> _Data shown_:
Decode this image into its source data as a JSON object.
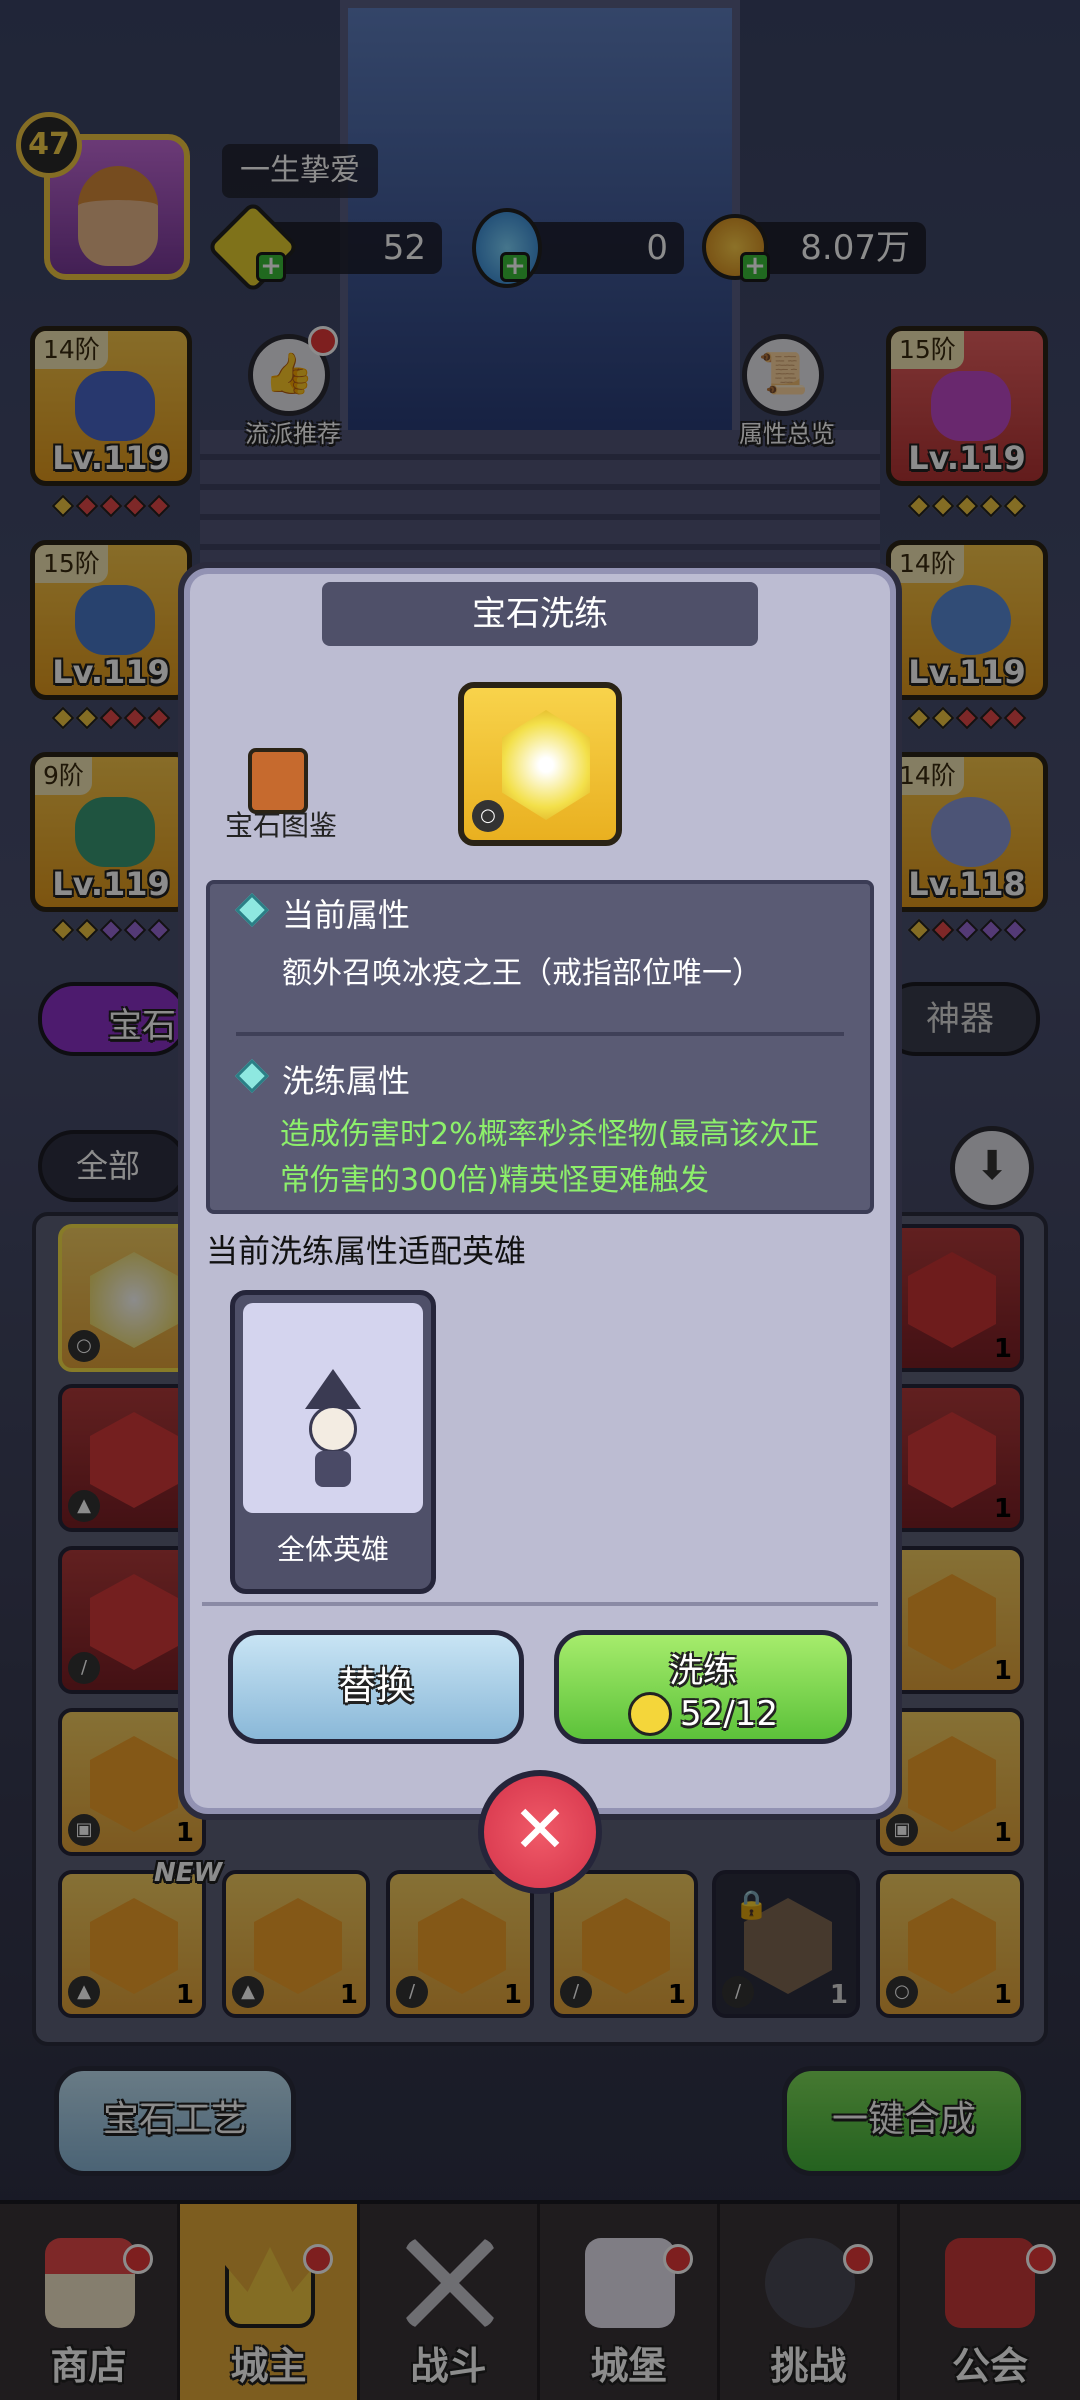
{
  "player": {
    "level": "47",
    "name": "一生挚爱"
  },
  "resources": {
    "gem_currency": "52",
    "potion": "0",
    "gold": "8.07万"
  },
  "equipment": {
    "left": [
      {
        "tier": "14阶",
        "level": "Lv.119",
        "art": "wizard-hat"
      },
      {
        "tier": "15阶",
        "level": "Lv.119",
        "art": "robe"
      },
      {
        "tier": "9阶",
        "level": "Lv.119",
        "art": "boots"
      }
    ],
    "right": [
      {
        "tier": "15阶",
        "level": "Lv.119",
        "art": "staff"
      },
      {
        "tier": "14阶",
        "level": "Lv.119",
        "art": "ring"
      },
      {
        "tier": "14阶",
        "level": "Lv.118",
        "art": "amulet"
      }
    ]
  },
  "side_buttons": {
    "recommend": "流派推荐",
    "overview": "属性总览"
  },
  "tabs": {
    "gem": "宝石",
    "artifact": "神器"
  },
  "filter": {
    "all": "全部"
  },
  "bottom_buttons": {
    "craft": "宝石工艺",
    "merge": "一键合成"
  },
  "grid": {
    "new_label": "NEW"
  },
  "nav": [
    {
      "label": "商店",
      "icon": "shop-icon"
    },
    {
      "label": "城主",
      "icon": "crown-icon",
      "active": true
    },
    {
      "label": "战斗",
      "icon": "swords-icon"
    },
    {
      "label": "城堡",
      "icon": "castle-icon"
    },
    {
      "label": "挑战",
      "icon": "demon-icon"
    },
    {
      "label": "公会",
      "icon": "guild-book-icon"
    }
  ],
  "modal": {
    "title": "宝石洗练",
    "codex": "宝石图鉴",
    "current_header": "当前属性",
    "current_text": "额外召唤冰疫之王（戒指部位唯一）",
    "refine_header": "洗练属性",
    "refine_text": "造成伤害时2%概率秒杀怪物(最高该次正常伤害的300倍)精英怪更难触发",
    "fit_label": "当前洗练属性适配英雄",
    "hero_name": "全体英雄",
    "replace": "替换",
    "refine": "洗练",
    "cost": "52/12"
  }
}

> _What this task involves_: Leaving all pictures aside, quote each record exactly.

> _Solution for this exercise_:
Decode this image into its source data as a JSON object.
{
  "player": {
    "level": "47",
    "name": "一生挚爱"
  },
  "resources": {
    "gem_currency": "52",
    "potion": "0",
    "gold": "8.07万"
  },
  "equipment": {
    "left": [
      {
        "tier": "14阶",
        "level": "Lv.119",
        "art": "wizard-hat"
      },
      {
        "tier": "15阶",
        "level": "Lv.119",
        "art": "robe"
      },
      {
        "tier": "9阶",
        "level": "Lv.119",
        "art": "boots"
      }
    ],
    "right": [
      {
        "tier": "15阶",
        "level": "Lv.119",
        "art": "staff"
      },
      {
        "tier": "14阶",
        "level": "Lv.119",
        "art": "ring"
      },
      {
        "tier": "14阶",
        "level": "Lv.118",
        "art": "amulet"
      }
    ]
  },
  "side_buttons": {
    "recommend": "流派推荐",
    "overview": "属性总览"
  },
  "tabs": {
    "gem": "宝石",
    "artifact": "神器"
  },
  "filter": {
    "all": "全部"
  },
  "bottom_buttons": {
    "craft": "宝石工艺",
    "merge": "一键合成"
  },
  "grid": {
    "new_label": "NEW"
  },
  "nav": [
    {
      "label": "商店",
      "icon": "shop-icon"
    },
    {
      "label": "城主",
      "icon": "crown-icon",
      "active": true
    },
    {
      "label": "战斗",
      "icon": "swords-icon"
    },
    {
      "label": "城堡",
      "icon": "castle-icon"
    },
    {
      "label": "挑战",
      "icon": "demon-icon"
    },
    {
      "label": "公会",
      "icon": "guild-book-icon"
    }
  ],
  "modal": {
    "title": "宝石洗练",
    "codex": "宝石图鉴",
    "current_header": "当前属性",
    "current_text": "额外召唤冰疫之王（戒指部位唯一）",
    "refine_header": "洗练属性",
    "refine_text": "造成伤害时2%概率秒杀怪物(最高该次正常伤害的300倍)精英怪更难触发",
    "fit_label": "当前洗练属性适配英雄",
    "hero_name": "全体英雄",
    "replace": "替换",
    "refine": "洗练",
    "cost": "52/12"
  }
}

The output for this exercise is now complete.